* Task input
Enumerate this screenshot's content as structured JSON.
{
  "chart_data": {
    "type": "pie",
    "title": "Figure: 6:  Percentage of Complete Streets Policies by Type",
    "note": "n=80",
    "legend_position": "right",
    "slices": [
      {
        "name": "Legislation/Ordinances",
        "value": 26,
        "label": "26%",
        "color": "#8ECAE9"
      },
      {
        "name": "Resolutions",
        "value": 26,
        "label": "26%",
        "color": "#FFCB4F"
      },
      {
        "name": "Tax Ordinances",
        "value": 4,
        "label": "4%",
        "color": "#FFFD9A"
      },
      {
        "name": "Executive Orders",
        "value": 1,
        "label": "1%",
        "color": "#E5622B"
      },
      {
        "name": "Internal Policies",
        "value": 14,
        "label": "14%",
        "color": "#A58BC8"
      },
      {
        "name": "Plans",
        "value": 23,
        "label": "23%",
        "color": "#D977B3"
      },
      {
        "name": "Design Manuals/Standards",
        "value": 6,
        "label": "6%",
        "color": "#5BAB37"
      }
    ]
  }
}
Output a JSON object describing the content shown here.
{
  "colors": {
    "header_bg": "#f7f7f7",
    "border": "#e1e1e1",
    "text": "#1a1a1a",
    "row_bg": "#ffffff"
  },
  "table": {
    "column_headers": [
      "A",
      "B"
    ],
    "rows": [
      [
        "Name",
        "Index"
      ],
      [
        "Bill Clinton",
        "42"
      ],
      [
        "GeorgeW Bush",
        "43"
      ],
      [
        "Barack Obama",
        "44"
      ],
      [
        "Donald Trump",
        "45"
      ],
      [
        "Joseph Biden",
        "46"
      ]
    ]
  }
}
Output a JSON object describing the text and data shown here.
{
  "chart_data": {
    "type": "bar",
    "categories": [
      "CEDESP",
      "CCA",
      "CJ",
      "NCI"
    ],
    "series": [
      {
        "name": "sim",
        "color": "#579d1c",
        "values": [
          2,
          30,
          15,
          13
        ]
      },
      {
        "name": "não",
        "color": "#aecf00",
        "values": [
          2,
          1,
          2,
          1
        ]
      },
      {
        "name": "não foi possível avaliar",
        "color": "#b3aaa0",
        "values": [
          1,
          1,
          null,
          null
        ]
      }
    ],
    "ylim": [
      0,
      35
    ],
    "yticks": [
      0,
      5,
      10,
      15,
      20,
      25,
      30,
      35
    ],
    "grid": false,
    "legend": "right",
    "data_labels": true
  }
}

* Task requirements
Copy out the full set of records precisely, leaving nothing out.

* Expected output
Enumerate this screenshot's content as structured JSON.
{
  "chart_data": {
    "type": "pie",
    "title": "Figure: 6:  Percentage of Complete Streets Policies by Type",
    "note": "n=80",
    "legend_position": "right",
    "slices": [
      {
        "name": "Legislation/Ordinances",
        "value": 26,
        "label": "26%",
        "color": "#8ECAE9"
      },
      {
        "name": "Resolutions",
        "value": 26,
        "label": "26%",
        "color": "#FFCB4F"
      },
      {
        "name": "Tax Ordinances",
        "value": 4,
        "label": "4%",
        "color": "#FFFD9A"
      },
      {
        "name": "Executive Orders",
        "value": 1,
        "label": "1%",
        "color": "#E5622B"
      },
      {
        "name": "Internal Policies",
        "value": 14,
        "label": "14%",
        "color": "#A58BC8"
      },
      {
        "name": "Plans",
        "value": 23,
        "label": "23%",
        "color": "#D977B3"
      },
      {
        "name": "Design Manuals/Standards",
        "value": 6,
        "label": "6%",
        "color": "#5BAB37"
      }
    ]
  }
}
Output a JSON object describing the content shown here.
{
  "colors": {
    "header_bg": "#f7f7f7",
    "border": "#e1e1e1",
    "text": "#1a1a1a",
    "row_bg": "#ffffff"
  },
  "table": {
    "column_headers": [
      "A",
      "B"
    ],
    "rows": [
      [
        "Name",
        "Index"
      ],
      [
        "Bill Clinton",
        "42"
      ],
      [
        "GeorgeW Bush",
        "43"
      ],
      [
        "Barack Obama",
        "44"
      ],
      [
        "Donald Trump",
        "45"
      ],
      [
        "Joseph Biden",
        "46"
      ]
    ]
  }
}
Output a JSON object describing the text and data shown here.
{
  "chart_data": {
    "type": "bar",
    "categories": [
      "CEDESP",
      "CCA",
      "CJ",
      "NCI"
    ],
    "series": [
      {
        "name": "sim",
        "color": "#579d1c",
        "values": [
          2,
          30,
          15,
          13
        ]
      },
      {
        "name": "não",
        "color": "#aecf00",
        "values": [
          2,
          1,
          2,
          1
        ]
      },
      {
        "name": "não foi possível avaliar",
        "color": "#b3aaa0",
        "values": [
          1,
          1,
          null,
          null
        ]
      }
    ],
    "ylim": [
      0,
      35
    ],
    "yticks": [
      0,
      5,
      10,
      15,
      20,
      25,
      30,
      35
    ],
    "grid": false,
    "legend": "right",
    "data_labels": true
  }
}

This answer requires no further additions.